**Dataset items**
§
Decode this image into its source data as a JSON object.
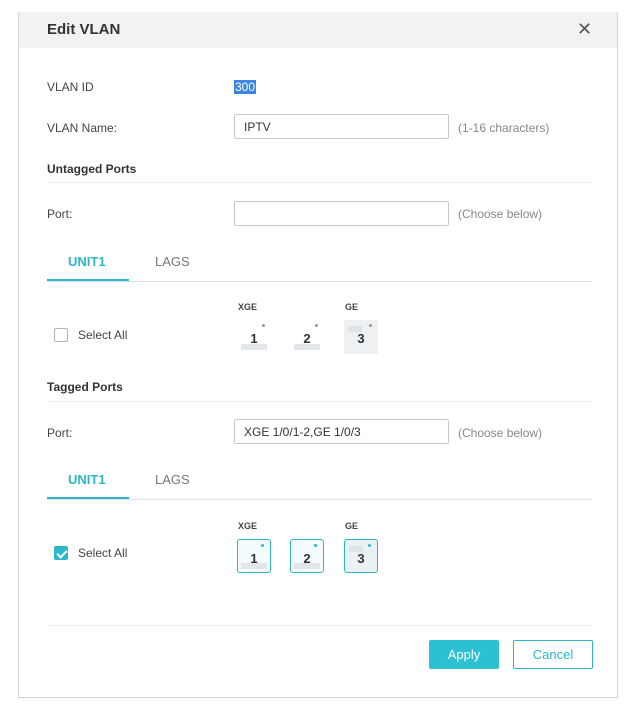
{
  "dialog": {
    "title": "Edit VLAN",
    "close_icon": "close-icon"
  },
  "form": {
    "vlan_id_label": "VLAN ID",
    "vlan_id_value": "300",
    "vlan_name_label": "VLAN Name:",
    "vlan_name_value": "IPTV",
    "vlan_name_hint": "(1-16 characters)"
  },
  "untagged": {
    "title": "Untagged Ports",
    "port_label": "Port:",
    "port_value": "",
    "port_hint": "(Choose below)",
    "tabs": [
      {
        "label": "UNIT1",
        "active": true
      },
      {
        "label": "LAGS",
        "active": false
      }
    ],
    "select_all_label": "Select All",
    "select_all_checked": false,
    "groups": [
      {
        "label": "XGE",
        "ports": [
          "1",
          "2"
        ]
      },
      {
        "label": "GE",
        "ports": [
          "3"
        ]
      }
    ],
    "selected_ports": []
  },
  "tagged": {
    "title": "Tagged Ports",
    "port_label": "Port:",
    "port_value": "XGE 1/0/1-2,GE 1/0/3",
    "port_hint": "(Choose below)",
    "tabs": [
      {
        "label": "UNIT1",
        "active": true
      },
      {
        "label": "LAGS",
        "active": false
      }
    ],
    "select_all_label": "Select All",
    "select_all_checked": true,
    "groups": [
      {
        "label": "XGE",
        "ports": [
          "1",
          "2"
        ]
      },
      {
        "label": "GE",
        "ports": [
          "3"
        ]
      }
    ],
    "selected_ports": [
      "1",
      "2",
      "3"
    ]
  },
  "footer": {
    "apply_label": "Apply",
    "cancel_label": "Cancel"
  },
  "colors": {
    "accent": "#2bb7c9",
    "apply_bg": "#2bc1d3",
    "header_bg": "#f2f2f2",
    "selection_highlight": "#3a86e0"
  }
}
§
Copy the listing word for word, excluding its pictures.

Decode this image into its source data as a JSON object.
{
  "dialog": {
    "title": "Edit VLAN",
    "close_icon": "close-icon"
  },
  "form": {
    "vlan_id_label": "VLAN ID",
    "vlan_id_value": "300",
    "vlan_name_label": "VLAN Name:",
    "vlan_name_value": "IPTV",
    "vlan_name_hint": "(1-16 characters)"
  },
  "untagged": {
    "title": "Untagged Ports",
    "port_label": "Port:",
    "port_value": "",
    "port_hint": "(Choose below)",
    "tabs": [
      {
        "label": "UNIT1",
        "active": true
      },
      {
        "label": "LAGS",
        "active": false
      }
    ],
    "select_all_label": "Select All",
    "select_all_checked": false,
    "groups": [
      {
        "label": "XGE",
        "ports": [
          "1",
          "2"
        ]
      },
      {
        "label": "GE",
        "ports": [
          "3"
        ]
      }
    ],
    "selected_ports": []
  },
  "tagged": {
    "title": "Tagged Ports",
    "port_label": "Port:",
    "port_value": "XGE 1/0/1-2,GE 1/0/3",
    "port_hint": "(Choose below)",
    "tabs": [
      {
        "label": "UNIT1",
        "active": true
      },
      {
        "label": "LAGS",
        "active": false
      }
    ],
    "select_all_label": "Select All",
    "select_all_checked": true,
    "groups": [
      {
        "label": "XGE",
        "ports": [
          "1",
          "2"
        ]
      },
      {
        "label": "GE",
        "ports": [
          "3"
        ]
      }
    ],
    "selected_ports": [
      "1",
      "2",
      "3"
    ]
  },
  "footer": {
    "apply_label": "Apply",
    "cancel_label": "Cancel"
  },
  "colors": {
    "accent": "#2bb7c9",
    "apply_bg": "#2bc1d3",
    "header_bg": "#f2f2f2",
    "selection_highlight": "#3a86e0"
  }
}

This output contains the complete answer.